## [TASK INSTRUCTIONS]
Where a line contains the string "into", copy that line.

* START EXERCISE INPUTS *

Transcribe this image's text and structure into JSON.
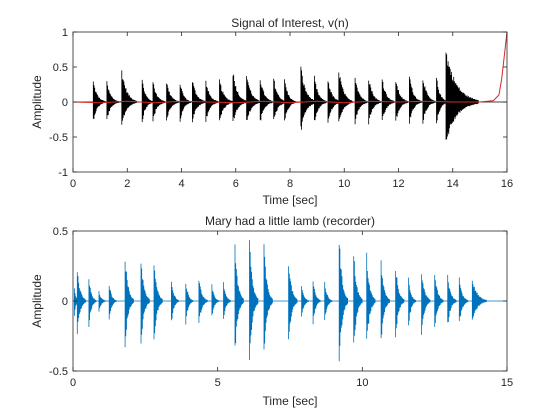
{
  "chart_data": [
    {
      "type": "line",
      "title": "Signal of Interest, v(n)",
      "xlabel": "Time [sec]",
      "ylabel": "Amplitude",
      "xlim": [
        0,
        16
      ],
      "ylim": [
        -1,
        1
      ],
      "xticks": [
        0,
        2,
        4,
        6,
        8,
        10,
        12,
        14,
        16
      ],
      "yticks": [
        -1,
        -0.5,
        0,
        0.5,
        1
      ],
      "xtick_labels": [
        "0",
        "2",
        "4",
        "6",
        "8",
        "10",
        "12",
        "14",
        "16"
      ],
      "ytick_labels": [
        "-1",
        "-0.5",
        "0",
        "0.5",
        "1"
      ],
      "grid": false,
      "series": [
        {
          "color": "#000000",
          "kind": "burst-envelope",
          "bursts": [
            {
              "t": 0.75,
              "peak": 0.32,
              "neg": -0.29,
              "dur": 0.45
            },
            {
              "t": 1.25,
              "peak": 0.3,
              "neg": -0.28,
              "dur": 0.45
            },
            {
              "t": 1.8,
              "peak": 0.5,
              "neg": -0.35,
              "dur": 0.55
            },
            {
              "t": 2.55,
              "peak": 0.34,
              "neg": -0.3,
              "dur": 0.4
            },
            {
              "t": 2.95,
              "peak": 0.32,
              "neg": -0.29,
              "dur": 0.45
            },
            {
              "t": 3.45,
              "peak": 0.32,
              "neg": -0.3,
              "dur": 0.45
            },
            {
              "t": 3.95,
              "peak": 0.31,
              "neg": -0.29,
              "dur": 0.4
            },
            {
              "t": 4.4,
              "peak": 0.34,
              "neg": -0.3,
              "dur": 0.5
            },
            {
              "t": 4.9,
              "peak": 0.32,
              "neg": -0.3,
              "dur": 0.45
            },
            {
              "t": 5.4,
              "peak": 0.34,
              "neg": -0.31,
              "dur": 0.5
            },
            {
              "t": 5.9,
              "peak": 0.48,
              "neg": -0.33,
              "dur": 0.5
            },
            {
              "t": 6.4,
              "peak": 0.45,
              "neg": -0.33,
              "dur": 0.5
            },
            {
              "t": 6.9,
              "peak": 0.38,
              "neg": -0.33,
              "dur": 0.45
            },
            {
              "t": 7.4,
              "peak": 0.37,
              "neg": -0.32,
              "dur": 0.45
            },
            {
              "t": 7.8,
              "peak": 0.36,
              "neg": -0.33,
              "dur": 0.4
            },
            {
              "t": 8.4,
              "peak": 0.54,
              "neg": -0.46,
              "dur": 0.55
            },
            {
              "t": 8.9,
              "peak": 0.38,
              "neg": -0.33,
              "dur": 0.45
            },
            {
              "t": 9.4,
              "peak": 0.36,
              "neg": -0.33,
              "dur": 0.45
            },
            {
              "t": 9.8,
              "peak": 0.52,
              "neg": -0.36,
              "dur": 0.5
            },
            {
              "t": 10.4,
              "peak": 0.42,
              "neg": -0.33,
              "dur": 0.45
            },
            {
              "t": 10.9,
              "peak": 0.4,
              "neg": -0.33,
              "dur": 0.45
            },
            {
              "t": 11.4,
              "peak": 0.37,
              "neg": -0.32,
              "dur": 0.45
            },
            {
              "t": 11.9,
              "peak": 0.36,
              "neg": -0.31,
              "dur": 0.45
            },
            {
              "t": 12.4,
              "peak": 0.42,
              "neg": -0.33,
              "dur": 0.45
            },
            {
              "t": 12.9,
              "peak": 0.4,
              "neg": -0.32,
              "dur": 0.45
            },
            {
              "t": 13.4,
              "peak": 0.38,
              "neg": -0.34,
              "dur": 0.4
            },
            {
              "t": 13.75,
              "peak": 0.78,
              "neg": -0.62,
              "dur": 1.2
            }
          ]
        },
        {
          "color": "#d62728",
          "kind": "line",
          "x": [
            0,
            1,
            2,
            3,
            4,
            5,
            6,
            7,
            8,
            9,
            10,
            11,
            12,
            13,
            14,
            15,
            15.5,
            15.7,
            15.8,
            15.9,
            16
          ],
          "y": [
            0,
            -0.01,
            0.01,
            -0.01,
            0.01,
            0,
            -0.01,
            0.01,
            -0.01,
            0.01,
            -0.01,
            0.01,
            0,
            0.01,
            0,
            0,
            0.02,
            0.1,
            0.32,
            0.66,
            1.0
          ]
        }
      ]
    },
    {
      "type": "line",
      "title": "Mary had a little lamb (recorder)",
      "xlabel": "Time [sec]",
      "ylabel": "Amplitude",
      "xlim": [
        0,
        15
      ],
      "ylim": [
        -0.5,
        0.5
      ],
      "xticks": [
        0,
        5,
        10,
        15
      ],
      "yticks": [
        -0.5,
        0,
        0.5
      ],
      "xtick_labels": [
        "0",
        "5",
        "10",
        "15"
      ],
      "ytick_labels": [
        "-0.5",
        "0",
        "0.5"
      ],
      "grid": false,
      "series": [
        {
          "color": "#0072bd",
          "kind": "burst-envelope",
          "bursts": [
            {
              "t": 0.05,
              "peak": 0.12,
              "neg": -0.12,
              "dur": 0.15
            },
            {
              "t": 0.15,
              "peak": 0.25,
              "neg": -0.25,
              "dur": 0.3
            },
            {
              "t": 0.55,
              "peak": 0.18,
              "neg": -0.2,
              "dur": 0.25
            },
            {
              "t": 0.9,
              "peak": 0.07,
              "neg": -0.08,
              "dur": 0.25
            },
            {
              "t": 1.25,
              "peak": 0.14,
              "neg": -0.15,
              "dur": 0.25
            },
            {
              "t": 1.8,
              "peak": 0.36,
              "neg": -0.36,
              "dur": 0.3
            },
            {
              "t": 2.35,
              "peak": 0.34,
              "neg": -0.34,
              "dur": 0.3
            },
            {
              "t": 2.8,
              "peak": 0.32,
              "neg": -0.32,
              "dur": 0.3
            },
            {
              "t": 3.4,
              "peak": 0.18,
              "neg": -0.18,
              "dur": 0.25
            },
            {
              "t": 3.9,
              "peak": 0.16,
              "neg": -0.17,
              "dur": 0.25
            },
            {
              "t": 4.35,
              "peak": 0.18,
              "neg": -0.18,
              "dur": 0.3
            },
            {
              "t": 4.8,
              "peak": 0.12,
              "neg": -0.12,
              "dur": 0.25
            },
            {
              "t": 5.2,
              "peak": 0.15,
              "neg": -0.15,
              "dur": 0.25
            },
            {
              "t": 5.6,
              "peak": 0.41,
              "neg": -0.4,
              "dur": 0.3
            },
            {
              "t": 6.1,
              "peak": 0.47,
              "neg": -0.46,
              "dur": 0.3
            },
            {
              "t": 6.6,
              "peak": 0.43,
              "neg": -0.42,
              "dur": 0.3
            },
            {
              "t": 7.45,
              "peak": 0.33,
              "neg": -0.33,
              "dur": 0.3
            },
            {
              "t": 7.9,
              "peak": 0.12,
              "neg": -0.13,
              "dur": 0.25
            },
            {
              "t": 8.3,
              "peak": 0.17,
              "neg": -0.18,
              "dur": 0.25
            },
            {
              "t": 8.7,
              "peak": 0.15,
              "neg": -0.16,
              "dur": 0.25
            },
            {
              "t": 9.2,
              "peak": 0.5,
              "neg": -0.5,
              "dur": 0.3
            },
            {
              "t": 9.7,
              "peak": 0.38,
              "neg": -0.38,
              "dur": 0.3
            },
            {
              "t": 10.15,
              "peak": 0.35,
              "neg": -0.35,
              "dur": 0.3
            },
            {
              "t": 10.65,
              "peak": 0.3,
              "neg": -0.31,
              "dur": 0.3
            },
            {
              "t": 11.15,
              "peak": 0.28,
              "neg": -0.28,
              "dur": 0.3
            },
            {
              "t": 11.6,
              "peak": 0.18,
              "neg": -0.2,
              "dur": 0.25
            },
            {
              "t": 12.05,
              "peak": 0.25,
              "neg": -0.25,
              "dur": 0.3
            },
            {
              "t": 12.5,
              "peak": 0.22,
              "neg": -0.22,
              "dur": 0.3
            },
            {
              "t": 12.95,
              "peak": 0.2,
              "neg": -0.2,
              "dur": 0.3
            },
            {
              "t": 13.35,
              "peak": 0.18,
              "neg": -0.19,
              "dur": 0.3
            },
            {
              "t": 13.8,
              "peak": 0.18,
              "neg": -0.16,
              "dur": 0.5
            }
          ]
        }
      ]
    }
  ]
}
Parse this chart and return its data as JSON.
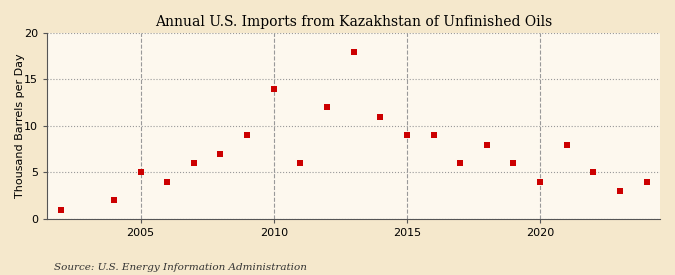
{
  "title": "Annual U.S. Imports from Kazakhstan of Unfinished Oils",
  "ylabel": "Thousand Barrels per Day",
  "source": "Source: U.S. Energy Information Administration",
  "fig_background_color": "#f5e8cc",
  "plot_background_color": "#fdf8ee",
  "years": [
    2002,
    2004,
    2005,
    2006,
    2007,
    2008,
    2009,
    2010,
    2011,
    2012,
    2013,
    2014,
    2015,
    2016,
    2017,
    2018,
    2019,
    2020,
    2021,
    2022,
    2023,
    2024
  ],
  "values": [
    1,
    2,
    5,
    4,
    6,
    7,
    9,
    14,
    6,
    12,
    18,
    11,
    9,
    9,
    6,
    8,
    6,
    4,
    8,
    5,
    3,
    4
  ],
  "marker_color": "#cc0000",
  "marker_size": 18,
  "ylim": [
    0,
    20
  ],
  "yticks": [
    0,
    5,
    10,
    15,
    20
  ],
  "xlim": [
    2001.5,
    2024.5
  ],
  "xticks": [
    2005,
    2010,
    2015,
    2020
  ],
  "hgrid_color": "#999999",
  "vgrid_color": "#999999",
  "hgrid_style": ":",
  "vgrid_style": "--",
  "title_fontsize": 10,
  "ylabel_fontsize": 8,
  "tick_fontsize": 8,
  "source_fontsize": 7.5
}
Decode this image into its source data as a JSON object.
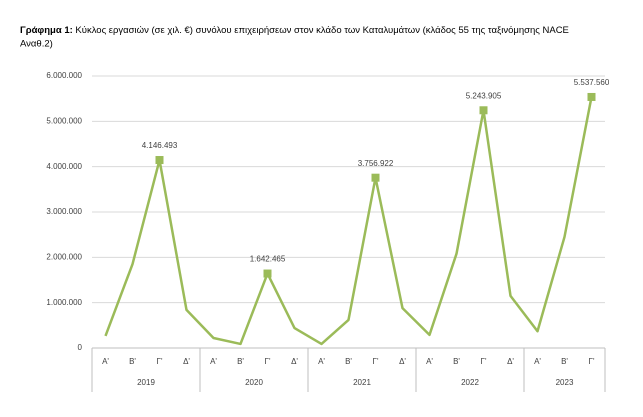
{
  "chart_data": {
    "type": "line",
    "title_label": "Γράφημα 1:",
    "title": "Κύκλος εργασιών (σε χιλ. €) συνόλου επιχειρήσεων στον κλάδο των Καταλυμάτων (κλάδος 55 της ταξινόμησης NACE",
    "title_line2": "Αναθ.2)",
    "categories": [
      "Α'",
      "Β'",
      "Γ'",
      "Δ'",
      "Α'",
      "Β'",
      "Γ'",
      "Δ'",
      "Α'",
      "Β'",
      "Γ'",
      "Δ'",
      "Α'",
      "Β'",
      "Γ'",
      "Δ'",
      "Α'",
      "Β'",
      "Γ'"
    ],
    "groups": [
      {
        "label": "2019",
        "count": 4
      },
      {
        "label": "2020",
        "count": 4
      },
      {
        "label": "2021",
        "count": 4
      },
      {
        "label": "2022",
        "count": 4
      },
      {
        "label": "2023",
        "count": 3
      }
    ],
    "values": [
      265000,
      1850000,
      4146493,
      840000,
      220000,
      90000,
      1642465,
      440000,
      90000,
      620000,
      3756922,
      880000,
      290000,
      2080000,
      5243905,
      1150000,
      370000,
      2450000,
      5537560
    ],
    "value_labels": [
      null,
      null,
      "4.146.493",
      null,
      null,
      null,
      "1.642.465",
      null,
      null,
      null,
      "3.756.922",
      null,
      null,
      null,
      "5.243.905",
      null,
      null,
      null,
      "5.537.560"
    ],
    "color": "#9bbb59",
    "ylim": [
      0,
      6000000
    ],
    "yticks": [
      0,
      {
        "value": 1000000,
        "label": "1.000.000"
      },
      {
        "value": 2000000,
        "label": "2.000.000"
      },
      {
        "value": 3000000,
        "label": "3.000.000"
      },
      {
        "value": 4000000,
        "label": "4.000.000"
      },
      {
        "value": 5000000,
        "label": "5.000.000"
      },
      {
        "value": 6000000,
        "label": "6.000.000"
      }
    ],
    "grid": true
  }
}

* END EXERCISE INPUTS *

## [TASK RESULT]
Transcribe this image's text and structure into JSON.
Decode this image into its source data as a JSON object.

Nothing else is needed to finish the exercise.